(Data records)
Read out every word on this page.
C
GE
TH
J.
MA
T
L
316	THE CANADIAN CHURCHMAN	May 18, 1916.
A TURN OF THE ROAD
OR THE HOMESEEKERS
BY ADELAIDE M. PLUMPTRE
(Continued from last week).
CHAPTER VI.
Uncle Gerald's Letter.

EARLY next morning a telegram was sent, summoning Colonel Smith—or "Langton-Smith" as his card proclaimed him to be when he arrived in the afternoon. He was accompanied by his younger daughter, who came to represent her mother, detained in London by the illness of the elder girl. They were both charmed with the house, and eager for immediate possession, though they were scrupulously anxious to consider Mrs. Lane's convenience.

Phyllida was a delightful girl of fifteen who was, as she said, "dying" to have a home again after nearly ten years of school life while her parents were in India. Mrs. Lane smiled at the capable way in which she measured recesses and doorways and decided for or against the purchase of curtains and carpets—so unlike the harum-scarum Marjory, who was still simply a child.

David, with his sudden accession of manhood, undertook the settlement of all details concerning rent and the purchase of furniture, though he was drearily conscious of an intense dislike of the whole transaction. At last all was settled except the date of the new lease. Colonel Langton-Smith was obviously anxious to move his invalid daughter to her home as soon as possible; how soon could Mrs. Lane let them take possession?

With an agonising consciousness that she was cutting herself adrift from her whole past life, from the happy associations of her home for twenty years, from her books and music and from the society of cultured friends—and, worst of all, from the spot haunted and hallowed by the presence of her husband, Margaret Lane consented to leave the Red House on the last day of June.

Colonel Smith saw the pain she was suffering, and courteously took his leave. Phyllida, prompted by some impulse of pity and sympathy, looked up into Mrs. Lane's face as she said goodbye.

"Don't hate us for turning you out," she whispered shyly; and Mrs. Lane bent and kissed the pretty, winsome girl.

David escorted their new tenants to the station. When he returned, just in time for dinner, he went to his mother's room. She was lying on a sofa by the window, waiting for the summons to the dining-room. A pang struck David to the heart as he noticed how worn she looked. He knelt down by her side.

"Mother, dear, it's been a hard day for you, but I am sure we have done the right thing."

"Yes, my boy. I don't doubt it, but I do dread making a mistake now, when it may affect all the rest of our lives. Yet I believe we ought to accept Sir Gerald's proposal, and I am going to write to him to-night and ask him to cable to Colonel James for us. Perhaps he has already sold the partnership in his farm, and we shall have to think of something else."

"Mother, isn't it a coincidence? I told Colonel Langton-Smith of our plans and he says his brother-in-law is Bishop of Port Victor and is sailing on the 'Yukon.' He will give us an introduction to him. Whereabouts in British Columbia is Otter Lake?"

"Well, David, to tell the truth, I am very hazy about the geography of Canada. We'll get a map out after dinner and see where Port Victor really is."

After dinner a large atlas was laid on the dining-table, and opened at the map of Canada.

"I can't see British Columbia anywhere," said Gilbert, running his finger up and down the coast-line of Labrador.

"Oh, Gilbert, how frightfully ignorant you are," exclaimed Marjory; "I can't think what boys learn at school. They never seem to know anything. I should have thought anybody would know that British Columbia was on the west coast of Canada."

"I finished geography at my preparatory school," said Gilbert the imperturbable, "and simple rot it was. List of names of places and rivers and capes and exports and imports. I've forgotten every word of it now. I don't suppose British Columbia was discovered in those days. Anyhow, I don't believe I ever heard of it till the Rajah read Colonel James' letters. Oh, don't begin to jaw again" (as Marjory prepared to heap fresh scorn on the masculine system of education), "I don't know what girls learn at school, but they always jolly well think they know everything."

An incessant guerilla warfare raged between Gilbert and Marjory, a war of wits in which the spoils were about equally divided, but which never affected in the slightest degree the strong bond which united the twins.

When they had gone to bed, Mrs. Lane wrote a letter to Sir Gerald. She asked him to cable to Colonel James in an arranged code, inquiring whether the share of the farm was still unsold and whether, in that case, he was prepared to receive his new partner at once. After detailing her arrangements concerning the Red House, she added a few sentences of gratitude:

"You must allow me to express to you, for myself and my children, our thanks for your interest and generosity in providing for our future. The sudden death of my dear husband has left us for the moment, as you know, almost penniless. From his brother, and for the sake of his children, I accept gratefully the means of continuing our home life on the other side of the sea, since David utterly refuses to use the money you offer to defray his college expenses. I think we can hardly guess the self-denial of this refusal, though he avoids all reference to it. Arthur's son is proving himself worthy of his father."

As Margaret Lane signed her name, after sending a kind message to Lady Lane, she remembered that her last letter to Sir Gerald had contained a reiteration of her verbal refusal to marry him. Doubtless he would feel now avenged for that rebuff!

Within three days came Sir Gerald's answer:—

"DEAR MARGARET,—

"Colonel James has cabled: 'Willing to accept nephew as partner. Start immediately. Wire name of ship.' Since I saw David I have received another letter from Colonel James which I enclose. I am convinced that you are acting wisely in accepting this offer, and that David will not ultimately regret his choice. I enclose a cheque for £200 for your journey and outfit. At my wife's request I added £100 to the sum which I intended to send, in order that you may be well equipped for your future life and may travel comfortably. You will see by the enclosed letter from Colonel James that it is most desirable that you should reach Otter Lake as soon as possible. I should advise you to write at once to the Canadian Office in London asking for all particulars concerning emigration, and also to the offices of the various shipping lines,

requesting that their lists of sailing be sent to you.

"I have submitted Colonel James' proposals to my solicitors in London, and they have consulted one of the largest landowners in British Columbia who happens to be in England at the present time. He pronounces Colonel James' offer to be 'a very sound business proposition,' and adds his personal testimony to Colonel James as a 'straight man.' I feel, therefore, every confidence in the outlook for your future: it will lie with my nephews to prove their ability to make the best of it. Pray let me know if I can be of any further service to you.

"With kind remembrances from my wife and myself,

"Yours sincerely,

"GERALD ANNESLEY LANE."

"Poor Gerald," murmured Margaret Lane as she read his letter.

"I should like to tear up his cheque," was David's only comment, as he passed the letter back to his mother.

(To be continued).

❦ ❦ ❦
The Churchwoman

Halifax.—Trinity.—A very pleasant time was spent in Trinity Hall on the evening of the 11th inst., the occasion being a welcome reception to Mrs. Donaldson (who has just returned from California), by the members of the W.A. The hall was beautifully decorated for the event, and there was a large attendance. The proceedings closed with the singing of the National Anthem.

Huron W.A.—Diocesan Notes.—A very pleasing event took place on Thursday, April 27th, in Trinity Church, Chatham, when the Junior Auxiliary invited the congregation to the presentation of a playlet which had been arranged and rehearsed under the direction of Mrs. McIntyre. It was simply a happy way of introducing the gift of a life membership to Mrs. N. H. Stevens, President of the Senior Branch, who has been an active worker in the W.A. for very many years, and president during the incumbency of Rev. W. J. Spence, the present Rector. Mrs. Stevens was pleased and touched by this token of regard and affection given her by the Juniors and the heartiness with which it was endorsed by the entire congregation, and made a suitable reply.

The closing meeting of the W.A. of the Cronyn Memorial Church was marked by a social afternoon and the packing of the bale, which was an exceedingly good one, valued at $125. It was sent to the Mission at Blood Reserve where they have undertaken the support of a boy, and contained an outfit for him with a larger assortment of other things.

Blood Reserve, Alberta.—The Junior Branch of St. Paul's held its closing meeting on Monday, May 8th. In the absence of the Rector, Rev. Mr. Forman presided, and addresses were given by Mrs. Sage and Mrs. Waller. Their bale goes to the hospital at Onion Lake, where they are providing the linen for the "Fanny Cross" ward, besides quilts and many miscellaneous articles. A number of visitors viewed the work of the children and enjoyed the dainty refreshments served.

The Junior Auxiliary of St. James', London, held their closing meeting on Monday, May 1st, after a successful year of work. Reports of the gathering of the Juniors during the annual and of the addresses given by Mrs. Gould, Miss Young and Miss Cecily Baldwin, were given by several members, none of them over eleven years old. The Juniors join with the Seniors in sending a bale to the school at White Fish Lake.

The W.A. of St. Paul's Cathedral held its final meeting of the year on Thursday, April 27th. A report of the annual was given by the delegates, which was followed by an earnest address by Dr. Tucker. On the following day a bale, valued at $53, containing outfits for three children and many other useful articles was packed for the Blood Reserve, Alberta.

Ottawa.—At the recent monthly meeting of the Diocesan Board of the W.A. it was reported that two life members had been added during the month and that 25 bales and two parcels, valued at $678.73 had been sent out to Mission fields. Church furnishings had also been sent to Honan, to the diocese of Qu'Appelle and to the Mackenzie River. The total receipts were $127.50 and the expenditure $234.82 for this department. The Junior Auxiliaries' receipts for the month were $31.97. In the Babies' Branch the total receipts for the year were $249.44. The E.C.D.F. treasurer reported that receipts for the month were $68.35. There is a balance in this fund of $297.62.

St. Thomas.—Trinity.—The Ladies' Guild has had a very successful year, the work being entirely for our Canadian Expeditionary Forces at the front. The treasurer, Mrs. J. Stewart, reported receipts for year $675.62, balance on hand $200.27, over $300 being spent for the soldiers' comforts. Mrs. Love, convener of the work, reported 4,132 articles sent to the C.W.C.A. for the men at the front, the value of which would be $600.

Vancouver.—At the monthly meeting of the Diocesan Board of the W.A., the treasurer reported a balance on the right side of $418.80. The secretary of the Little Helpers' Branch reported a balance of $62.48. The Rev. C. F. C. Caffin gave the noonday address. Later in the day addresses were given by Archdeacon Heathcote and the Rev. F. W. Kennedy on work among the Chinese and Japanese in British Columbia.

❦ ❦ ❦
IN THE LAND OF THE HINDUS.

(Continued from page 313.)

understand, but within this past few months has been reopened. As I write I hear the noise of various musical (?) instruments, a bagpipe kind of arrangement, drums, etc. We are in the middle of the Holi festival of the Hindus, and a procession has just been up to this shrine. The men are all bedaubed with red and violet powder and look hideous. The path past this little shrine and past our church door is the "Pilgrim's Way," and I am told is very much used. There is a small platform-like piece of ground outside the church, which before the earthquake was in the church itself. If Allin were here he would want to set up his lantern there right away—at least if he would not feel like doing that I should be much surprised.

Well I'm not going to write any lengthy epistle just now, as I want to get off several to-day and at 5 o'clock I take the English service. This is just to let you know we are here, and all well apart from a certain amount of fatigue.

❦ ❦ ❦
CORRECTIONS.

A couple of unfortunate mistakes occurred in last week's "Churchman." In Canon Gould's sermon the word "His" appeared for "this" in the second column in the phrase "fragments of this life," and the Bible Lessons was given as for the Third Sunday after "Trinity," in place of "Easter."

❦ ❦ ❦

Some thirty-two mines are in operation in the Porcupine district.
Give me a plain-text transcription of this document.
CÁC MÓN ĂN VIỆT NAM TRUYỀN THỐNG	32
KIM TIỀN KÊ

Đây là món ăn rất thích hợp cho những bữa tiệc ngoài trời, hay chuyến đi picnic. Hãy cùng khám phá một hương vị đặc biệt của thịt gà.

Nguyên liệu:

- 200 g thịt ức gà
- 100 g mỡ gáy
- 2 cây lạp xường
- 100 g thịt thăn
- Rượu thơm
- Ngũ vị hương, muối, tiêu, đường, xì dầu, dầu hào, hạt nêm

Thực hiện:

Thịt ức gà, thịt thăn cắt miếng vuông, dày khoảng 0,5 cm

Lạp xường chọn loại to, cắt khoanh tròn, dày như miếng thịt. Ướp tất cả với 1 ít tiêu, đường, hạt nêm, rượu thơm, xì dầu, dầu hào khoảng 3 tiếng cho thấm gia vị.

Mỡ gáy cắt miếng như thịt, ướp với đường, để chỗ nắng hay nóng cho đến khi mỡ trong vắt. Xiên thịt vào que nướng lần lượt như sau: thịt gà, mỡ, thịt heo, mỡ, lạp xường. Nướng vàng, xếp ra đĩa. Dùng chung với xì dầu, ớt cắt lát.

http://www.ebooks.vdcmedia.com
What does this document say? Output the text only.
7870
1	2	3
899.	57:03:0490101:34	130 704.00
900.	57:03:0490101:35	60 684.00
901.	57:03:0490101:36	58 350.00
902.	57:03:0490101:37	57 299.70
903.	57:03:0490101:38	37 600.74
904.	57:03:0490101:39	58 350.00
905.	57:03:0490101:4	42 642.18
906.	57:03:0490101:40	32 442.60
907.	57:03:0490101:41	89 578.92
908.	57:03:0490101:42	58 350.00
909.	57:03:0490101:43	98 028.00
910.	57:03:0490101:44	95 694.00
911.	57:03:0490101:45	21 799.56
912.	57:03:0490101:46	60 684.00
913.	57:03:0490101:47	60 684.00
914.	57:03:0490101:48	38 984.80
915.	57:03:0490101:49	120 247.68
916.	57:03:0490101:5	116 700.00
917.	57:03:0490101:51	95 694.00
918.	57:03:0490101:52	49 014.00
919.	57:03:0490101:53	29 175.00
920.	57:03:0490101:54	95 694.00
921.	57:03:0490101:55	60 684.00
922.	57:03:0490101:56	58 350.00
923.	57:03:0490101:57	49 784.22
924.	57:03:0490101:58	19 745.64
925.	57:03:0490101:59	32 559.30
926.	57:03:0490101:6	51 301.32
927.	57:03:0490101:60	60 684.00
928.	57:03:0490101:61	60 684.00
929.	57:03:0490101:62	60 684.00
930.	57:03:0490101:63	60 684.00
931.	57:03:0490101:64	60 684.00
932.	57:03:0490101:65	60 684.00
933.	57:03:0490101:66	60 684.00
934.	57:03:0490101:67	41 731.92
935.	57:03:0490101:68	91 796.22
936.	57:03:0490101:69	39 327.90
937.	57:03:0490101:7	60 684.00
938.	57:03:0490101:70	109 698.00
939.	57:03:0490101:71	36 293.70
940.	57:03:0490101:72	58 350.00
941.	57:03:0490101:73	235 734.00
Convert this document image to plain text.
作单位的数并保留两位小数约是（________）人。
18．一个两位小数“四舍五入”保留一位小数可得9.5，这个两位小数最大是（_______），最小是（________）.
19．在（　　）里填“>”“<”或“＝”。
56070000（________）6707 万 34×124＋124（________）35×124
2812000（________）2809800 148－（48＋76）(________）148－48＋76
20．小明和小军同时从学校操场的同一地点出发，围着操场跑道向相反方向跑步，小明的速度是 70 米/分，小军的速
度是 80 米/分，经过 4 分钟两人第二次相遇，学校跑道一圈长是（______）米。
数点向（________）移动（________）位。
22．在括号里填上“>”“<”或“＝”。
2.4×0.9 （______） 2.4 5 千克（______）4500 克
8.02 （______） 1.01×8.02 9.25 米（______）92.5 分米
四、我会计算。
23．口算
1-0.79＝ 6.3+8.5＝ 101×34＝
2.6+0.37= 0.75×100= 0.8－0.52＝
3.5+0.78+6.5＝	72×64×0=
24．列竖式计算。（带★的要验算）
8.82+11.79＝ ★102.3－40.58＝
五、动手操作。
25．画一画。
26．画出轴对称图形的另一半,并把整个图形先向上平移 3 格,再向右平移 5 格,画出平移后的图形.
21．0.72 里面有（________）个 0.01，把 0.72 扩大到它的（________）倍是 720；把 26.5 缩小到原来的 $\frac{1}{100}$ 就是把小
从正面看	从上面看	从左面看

[Work to do]:
Lines that hold "miếng" are the ones to copy; find all of them.

[Problem solution]:
Thịt ức gà, thịt thăn cắt miếng vuông, dày khoảng 0,5 cm
Lạp xường chọn loại to, cắt khoanh tròn, dày như miếng thịt. Ướp tất cả với 1 ít tiêu, đường, hạt nêm, rượu thơm, xì dầu, dầu hào khoảng 3 tiếng cho thấm gia vị.
Mỡ gáy cắt miếng như thịt, ướp với đường, để chỗ nắng hay nóng cho đến khi mỡ trong vắt. Xiên thịt vào que nướng lần lượt như sau: thịt gà, mỡ, thịt heo, mỡ, lạp xường. Nướng vàng, xếp ra đĩa. Dùng chung với xì dầu, ớt cắt lát.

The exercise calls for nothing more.